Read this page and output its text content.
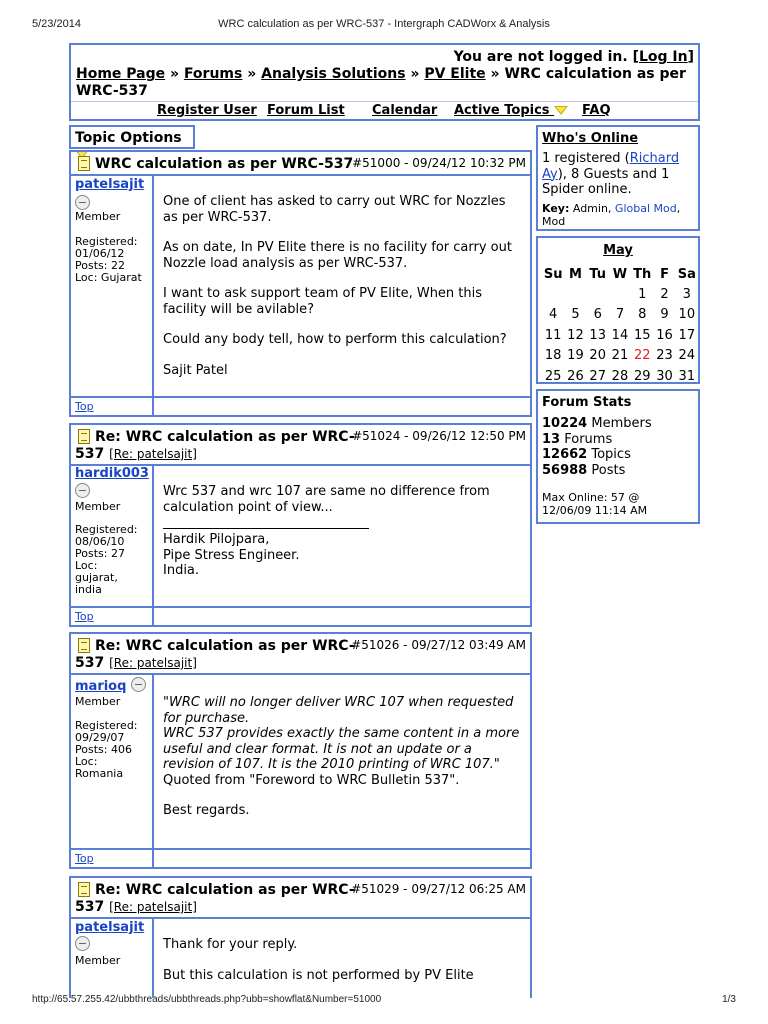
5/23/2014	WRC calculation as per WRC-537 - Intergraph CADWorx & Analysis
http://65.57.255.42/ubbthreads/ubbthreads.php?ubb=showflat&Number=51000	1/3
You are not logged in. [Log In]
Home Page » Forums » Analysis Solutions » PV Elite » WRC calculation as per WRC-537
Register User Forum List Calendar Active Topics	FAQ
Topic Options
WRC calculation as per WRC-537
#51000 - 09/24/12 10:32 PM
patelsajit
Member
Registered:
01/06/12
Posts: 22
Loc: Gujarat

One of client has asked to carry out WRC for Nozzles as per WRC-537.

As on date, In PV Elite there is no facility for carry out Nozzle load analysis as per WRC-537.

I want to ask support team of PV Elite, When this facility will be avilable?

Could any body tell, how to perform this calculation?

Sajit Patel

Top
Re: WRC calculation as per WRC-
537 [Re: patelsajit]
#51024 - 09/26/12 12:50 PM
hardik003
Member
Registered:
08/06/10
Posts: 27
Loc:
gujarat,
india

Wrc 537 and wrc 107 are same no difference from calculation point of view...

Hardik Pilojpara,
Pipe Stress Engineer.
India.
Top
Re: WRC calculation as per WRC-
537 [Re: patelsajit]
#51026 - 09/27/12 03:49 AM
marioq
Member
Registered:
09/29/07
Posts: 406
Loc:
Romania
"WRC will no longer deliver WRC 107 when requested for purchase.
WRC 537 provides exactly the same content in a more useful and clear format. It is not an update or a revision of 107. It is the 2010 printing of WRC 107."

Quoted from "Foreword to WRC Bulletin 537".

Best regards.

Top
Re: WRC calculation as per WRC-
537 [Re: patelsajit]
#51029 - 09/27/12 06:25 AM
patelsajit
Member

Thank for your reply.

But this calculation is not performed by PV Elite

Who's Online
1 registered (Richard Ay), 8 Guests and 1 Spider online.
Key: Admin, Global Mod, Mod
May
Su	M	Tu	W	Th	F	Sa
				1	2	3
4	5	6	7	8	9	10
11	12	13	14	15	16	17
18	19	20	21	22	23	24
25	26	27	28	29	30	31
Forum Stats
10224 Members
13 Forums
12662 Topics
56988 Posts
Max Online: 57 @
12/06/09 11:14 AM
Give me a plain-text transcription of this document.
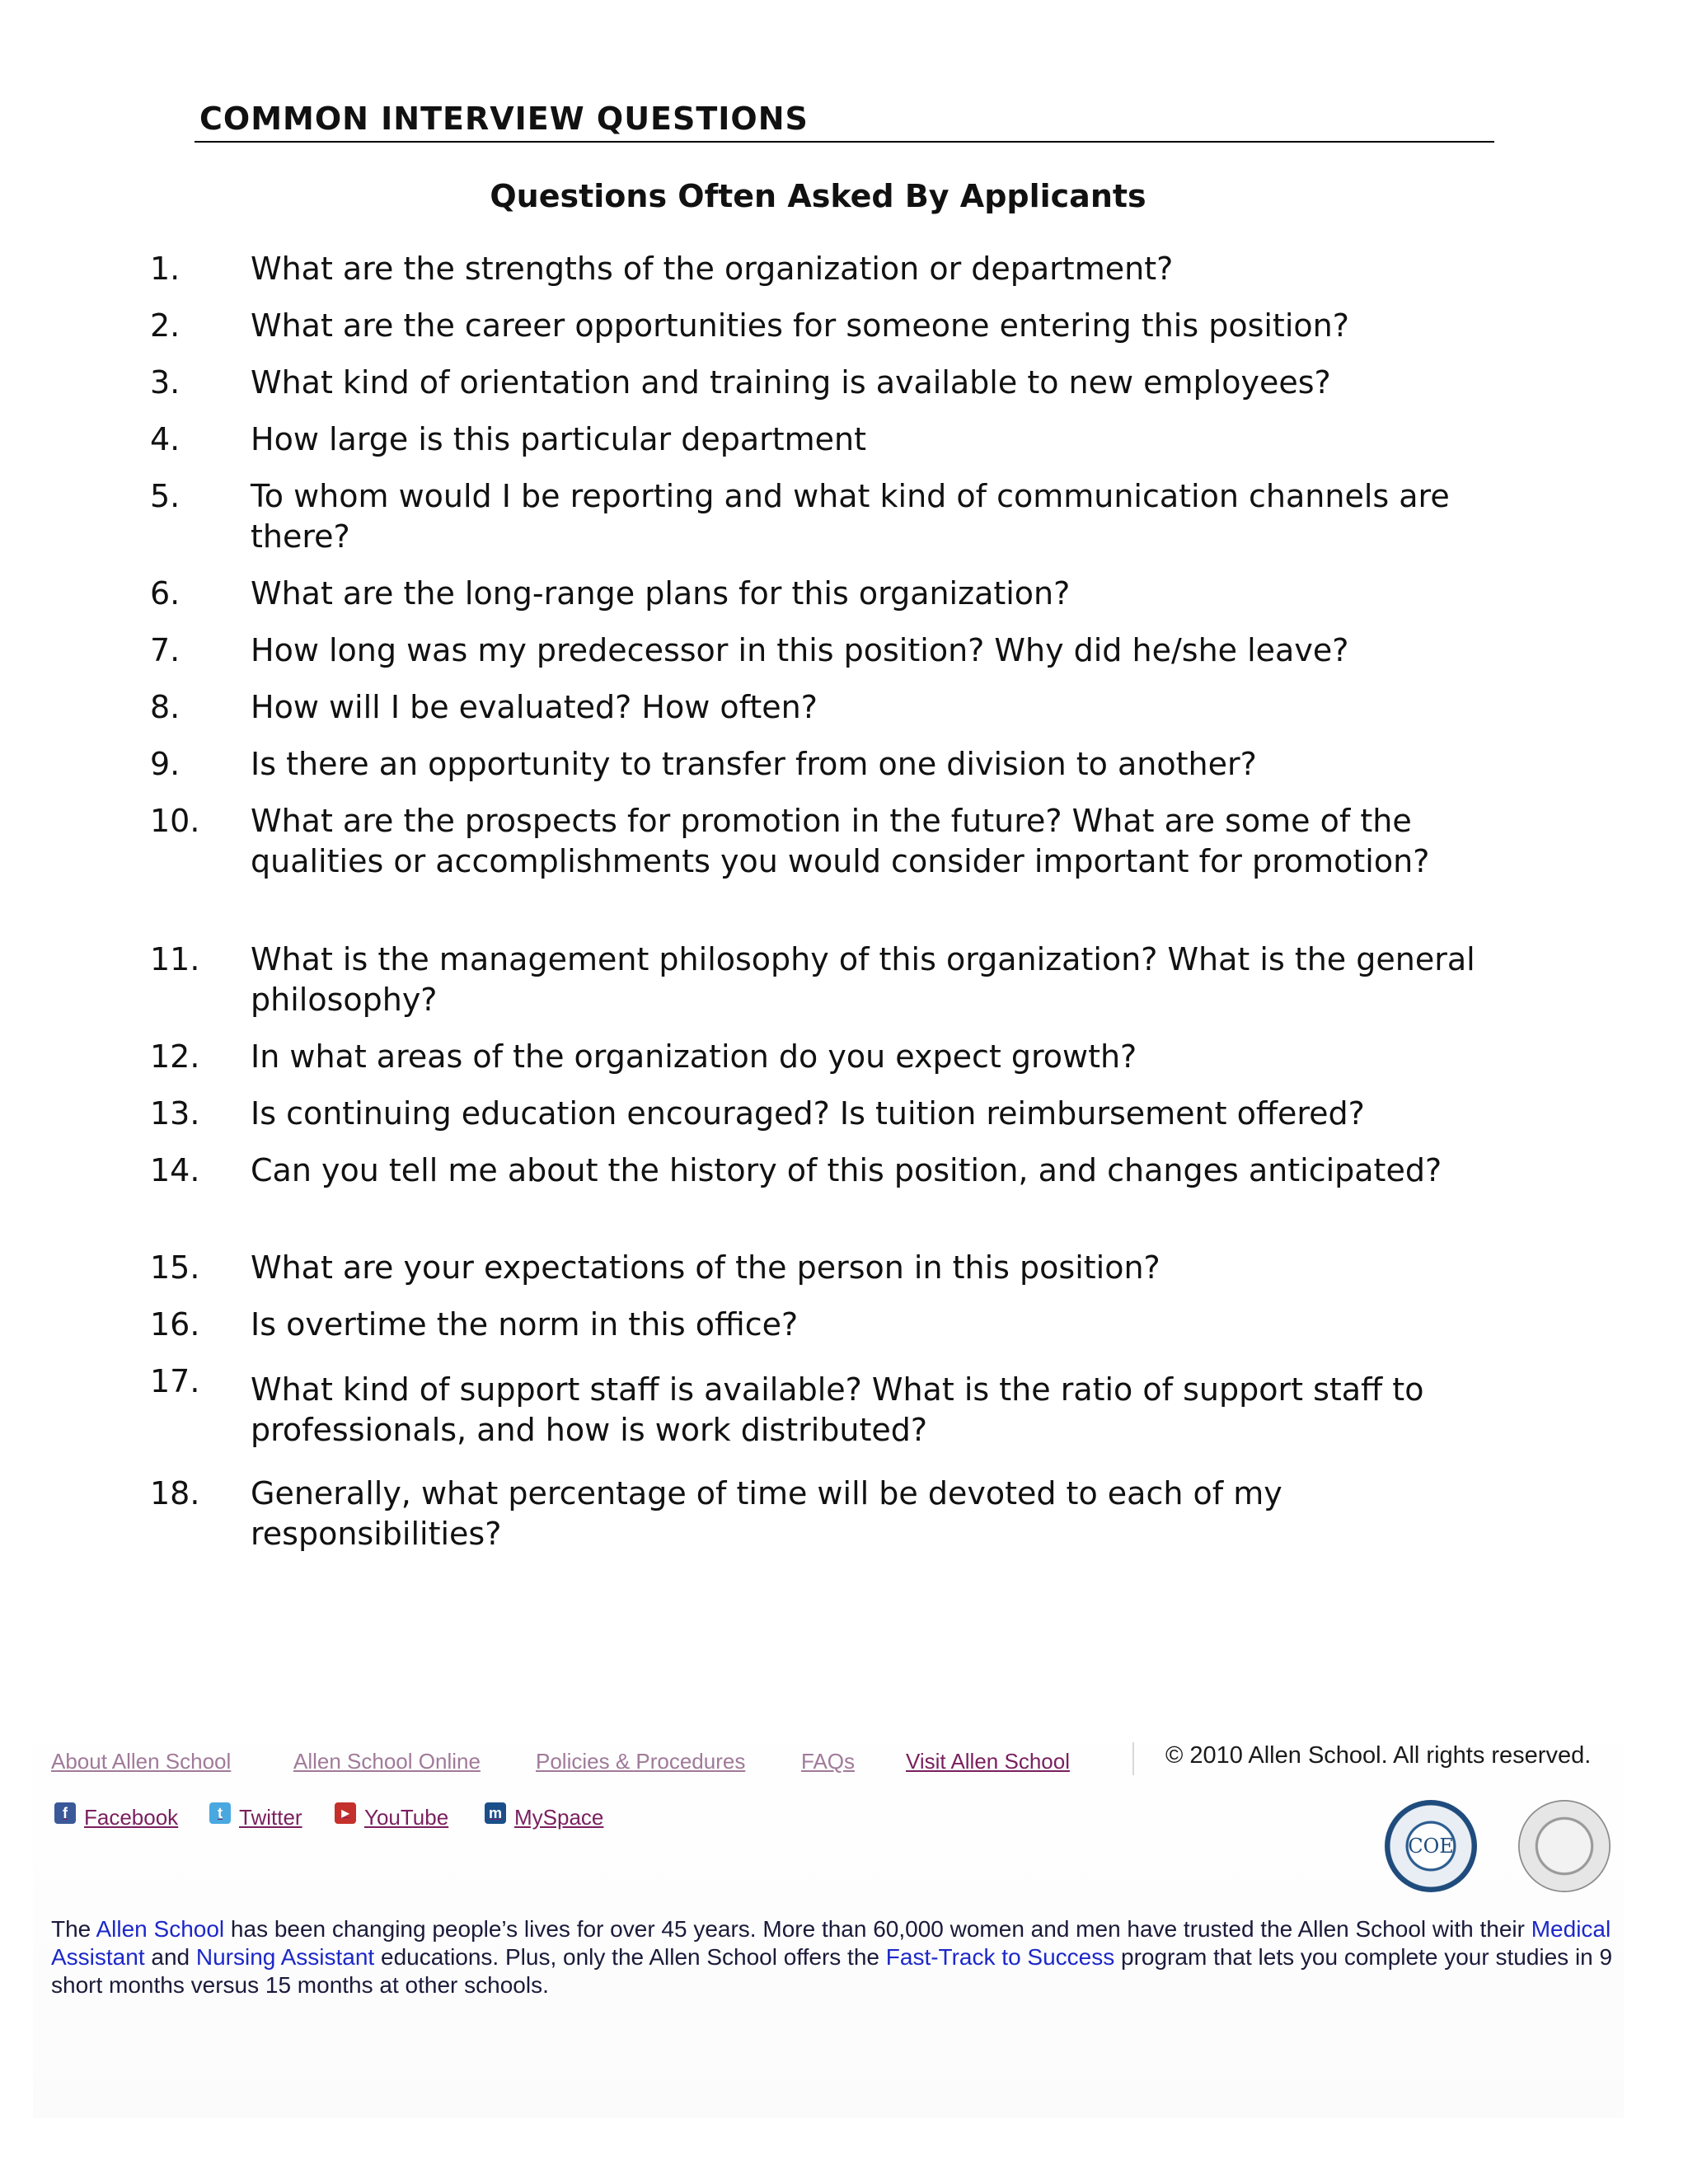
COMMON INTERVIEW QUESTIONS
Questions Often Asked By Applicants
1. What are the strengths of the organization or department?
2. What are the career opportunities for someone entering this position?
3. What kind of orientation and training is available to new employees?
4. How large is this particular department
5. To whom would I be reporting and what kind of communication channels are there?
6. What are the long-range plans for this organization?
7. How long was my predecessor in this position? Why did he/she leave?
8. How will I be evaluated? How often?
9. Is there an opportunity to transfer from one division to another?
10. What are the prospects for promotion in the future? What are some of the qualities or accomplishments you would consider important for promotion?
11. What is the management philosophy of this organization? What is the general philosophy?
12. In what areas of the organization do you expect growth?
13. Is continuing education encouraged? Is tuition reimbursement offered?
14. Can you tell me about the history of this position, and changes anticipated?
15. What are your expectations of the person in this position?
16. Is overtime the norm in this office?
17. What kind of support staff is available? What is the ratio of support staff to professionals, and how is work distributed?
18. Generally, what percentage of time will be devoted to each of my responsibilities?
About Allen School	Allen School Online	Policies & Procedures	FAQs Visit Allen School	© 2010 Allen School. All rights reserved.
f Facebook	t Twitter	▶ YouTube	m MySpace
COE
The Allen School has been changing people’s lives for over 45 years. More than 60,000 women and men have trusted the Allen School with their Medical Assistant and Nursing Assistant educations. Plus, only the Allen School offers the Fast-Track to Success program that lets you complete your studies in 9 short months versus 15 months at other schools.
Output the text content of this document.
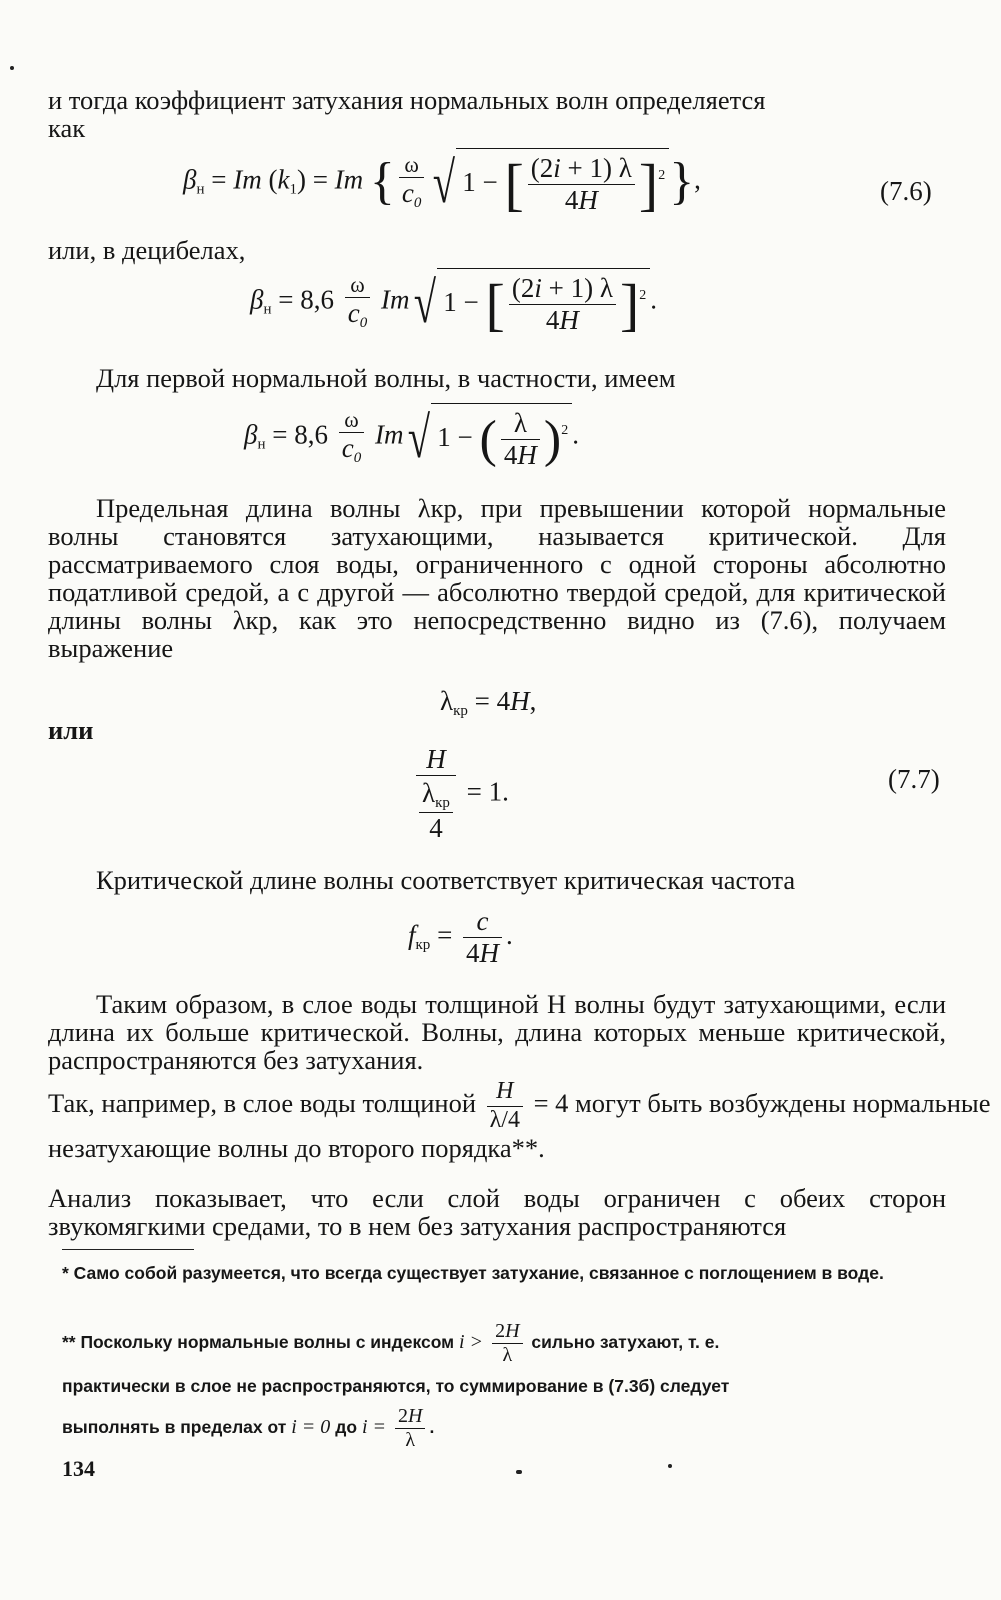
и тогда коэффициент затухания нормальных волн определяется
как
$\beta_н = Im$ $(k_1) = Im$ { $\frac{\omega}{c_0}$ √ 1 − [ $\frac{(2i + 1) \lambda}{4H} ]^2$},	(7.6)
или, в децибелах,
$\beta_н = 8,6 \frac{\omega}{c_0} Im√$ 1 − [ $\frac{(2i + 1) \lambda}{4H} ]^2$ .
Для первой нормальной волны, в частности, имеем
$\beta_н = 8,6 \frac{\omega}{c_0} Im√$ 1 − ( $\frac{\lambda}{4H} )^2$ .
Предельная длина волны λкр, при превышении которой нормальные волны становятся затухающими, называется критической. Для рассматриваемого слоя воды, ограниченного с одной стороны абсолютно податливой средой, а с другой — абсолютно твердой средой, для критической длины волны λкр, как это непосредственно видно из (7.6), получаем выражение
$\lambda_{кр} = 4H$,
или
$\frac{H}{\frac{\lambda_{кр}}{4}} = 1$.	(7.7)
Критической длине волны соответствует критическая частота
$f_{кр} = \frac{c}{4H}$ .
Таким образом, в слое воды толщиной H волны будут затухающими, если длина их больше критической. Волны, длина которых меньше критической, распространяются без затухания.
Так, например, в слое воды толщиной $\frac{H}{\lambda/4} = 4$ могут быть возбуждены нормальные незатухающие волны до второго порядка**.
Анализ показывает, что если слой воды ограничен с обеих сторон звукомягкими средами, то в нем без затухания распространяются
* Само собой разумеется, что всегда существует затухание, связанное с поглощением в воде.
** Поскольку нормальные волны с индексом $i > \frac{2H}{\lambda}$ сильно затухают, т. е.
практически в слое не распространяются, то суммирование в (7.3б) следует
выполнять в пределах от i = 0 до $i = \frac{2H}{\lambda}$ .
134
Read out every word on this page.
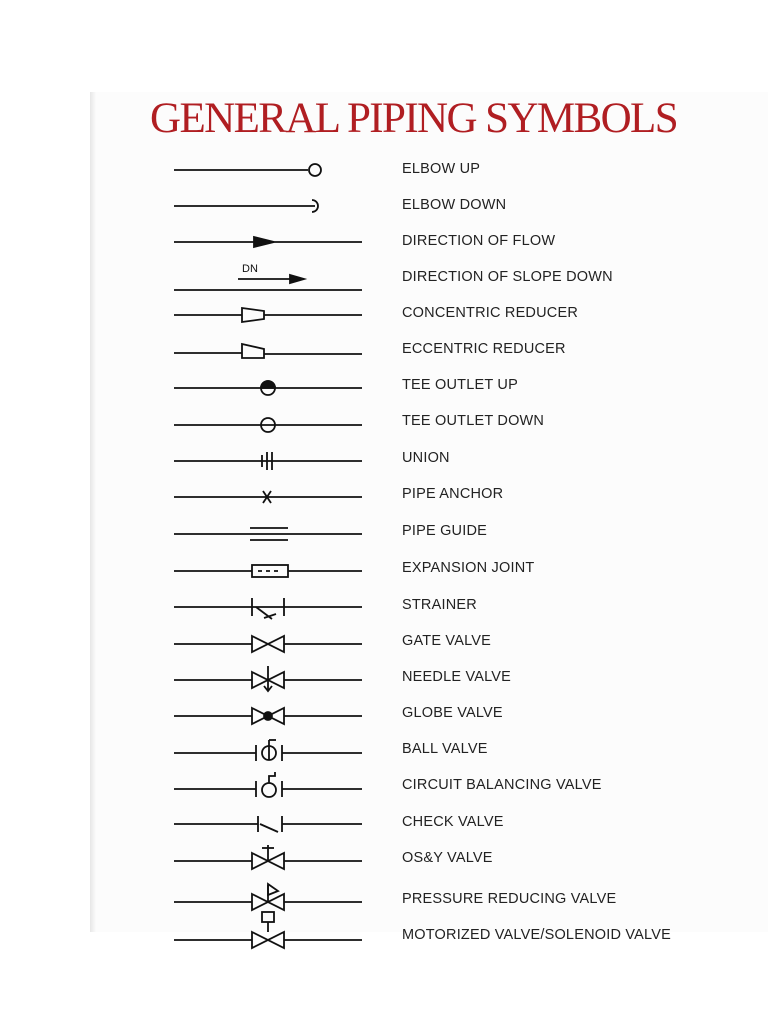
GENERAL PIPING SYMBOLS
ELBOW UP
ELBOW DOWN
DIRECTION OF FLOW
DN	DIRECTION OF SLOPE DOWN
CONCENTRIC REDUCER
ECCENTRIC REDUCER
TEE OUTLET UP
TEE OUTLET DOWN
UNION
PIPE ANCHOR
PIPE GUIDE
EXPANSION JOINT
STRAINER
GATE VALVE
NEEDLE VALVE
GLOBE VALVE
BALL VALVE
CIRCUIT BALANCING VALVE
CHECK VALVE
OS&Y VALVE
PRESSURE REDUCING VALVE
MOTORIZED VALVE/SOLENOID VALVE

■ **Short task**:
Return a copy of every line that includes the word "calculation".

■ **Solution**:
5/23/2014	WRC calculation as per WRC-537 - Intergraph CADWorx & Analysis
Home Page » Forums » Analysis Solutions » PV Elite » WRC calculation as per WRC-537
WRC calculation as per WRC-537
Could any body tell, how to perform this calculation?
Re: WRC calculation as per WRC-
Wrc 537 and wrc 107 are same no difference from calculation point of view...
Re: WRC calculation as per WRC-
Re: WRC calculation as per WRC-
But this calculation is not performed by PV Elite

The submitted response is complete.